▶ [WRITTEN EXERCISE]:
Skip any picture you find and retype all the remaining lines exactly.

Dataset records:
'''
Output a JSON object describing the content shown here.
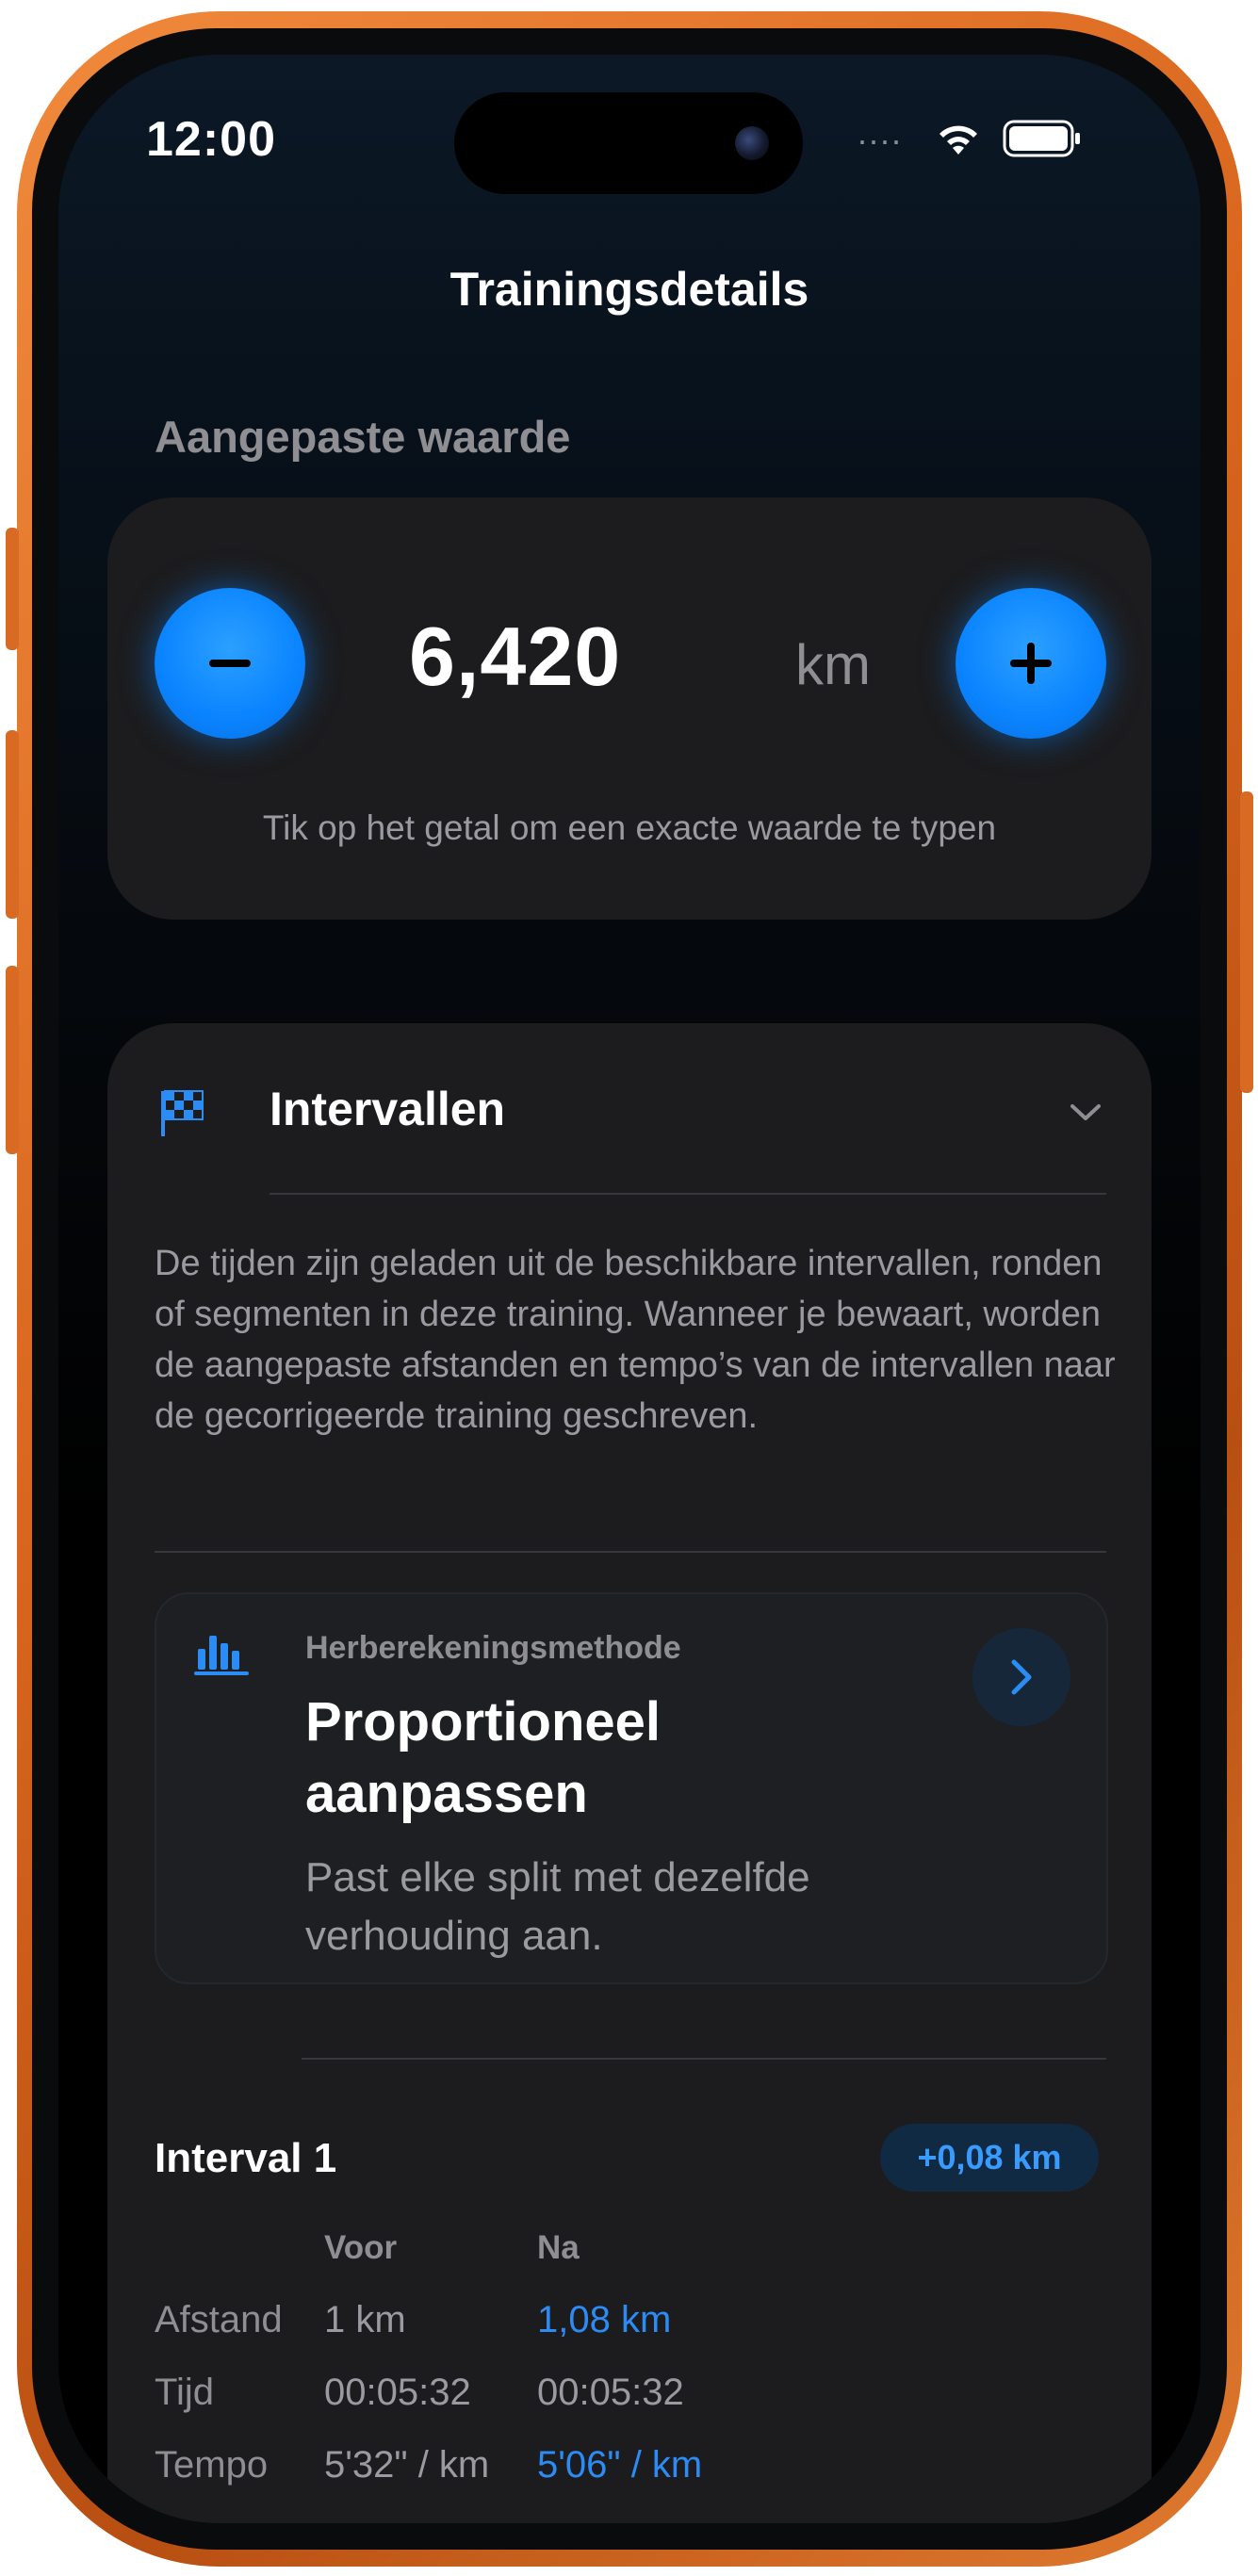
{
  "status_bar": {
    "time": "12:00",
    "signal_dots": "....",
    "wifi_icon": "wifi-icon",
    "battery_icon": "battery-icon"
  },
  "nav": {
    "title": "Trainingsdetails"
  },
  "adjusted_value": {
    "section_label": "Aangepaste waarde",
    "value": "6,420",
    "unit": "km",
    "hint": "Tik op het getal om een exacte waarde te typen",
    "decrement_icon": "minus-icon",
    "increment_icon": "plus-icon"
  },
  "intervals": {
    "icon": "checkered-flag-icon",
    "title": "Intervallen",
    "expanded_icon": "chevron-down-icon",
    "description": "De tijden zijn geladen uit de beschikbare intervallen, ronden of segmenten in deze training. Wanneer je bewaart, worden de aangepaste afstanden en tempo’s van de intervallen naar de gecorrigeerde training geschreven.",
    "method": {
      "icon": "bar-chart-icon",
      "kicker": "Herberekeningsmethode",
      "title": "Proportioneel aanpassen",
      "description": "Past elke split met dezelfde verhouding aan.",
      "arrow_icon": "chevron-right-icon"
    },
    "items": [
      {
        "name": "Interval 1",
        "delta": "+0,08 km",
        "col_before": "Voor",
        "col_after": "Na",
        "rows": [
          {
            "label": "Afstand",
            "before": "1 km",
            "after": "1,08 km",
            "changed": true
          },
          {
            "label": "Tijd",
            "before": "00:05:32",
            "after": "00:05:32",
            "changed": false
          },
          {
            "label": "Tempo",
            "before": "5'32\" / km",
            "after": "5'06\" / km",
            "changed": true
          }
        ]
      }
    ]
  },
  "colors": {
    "accent": "#0a84ff",
    "card": "#1c1c1e",
    "frame": "#e07a2f",
    "secondary_text": "#8e8e93"
  }
}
'''
▶ [ANSWER TO THE PROBLEM]:
Output a JSON object describing the content shown here.
{
  "status_bar": {
    "time": "12:00",
    "signal_dots": "....",
    "wifi_icon": "wifi-icon",
    "battery_icon": "battery-icon"
  },
  "nav": {
    "title": "Trainingsdetails"
  },
  "adjusted_value": {
    "section_label": "Aangepaste waarde",
    "value": "6,420",
    "unit": "km",
    "hint": "Tik op het getal om een exacte waarde te typen",
    "decrement_icon": "minus-icon",
    "increment_icon": "plus-icon"
  },
  "intervals": {
    "icon": "checkered-flag-icon",
    "title": "Intervallen",
    "expanded_icon": "chevron-down-icon",
    "description": "De tijden zijn geladen uit de beschikbare intervallen, ronden of segmenten in deze training. Wanneer je bewaart, worden de aangepaste afstanden en tempo’s van de intervallen naar de gecorrigeerde training geschreven.",
    "method": {
      "icon": "bar-chart-icon",
      "kicker": "Herberekeningsmethode",
      "title": "Proportioneel aanpassen",
      "description": "Past elke split met dezelfde verhouding aan.",
      "arrow_icon": "chevron-right-icon"
    },
    "items": [
      {
        "name": "Interval 1",
        "delta": "+0,08 km",
        "col_before": "Voor",
        "col_after": "Na",
        "rows": [
          {
            "label": "Afstand",
            "before": "1 km",
            "after": "1,08 km",
            "changed": true
          },
          {
            "label": "Tijd",
            "before": "00:05:32",
            "after": "00:05:32",
            "changed": false
          },
          {
            "label": "Tempo",
            "before": "5'32\" / km",
            "after": "5'06\" / km",
            "changed": true
          }
        ]
      }
    ]
  },
  "colors": {
    "accent": "#0a84ff",
    "card": "#1c1c1e",
    "frame": "#e07a2f",
    "secondary_text": "#8e8e93"
  }
}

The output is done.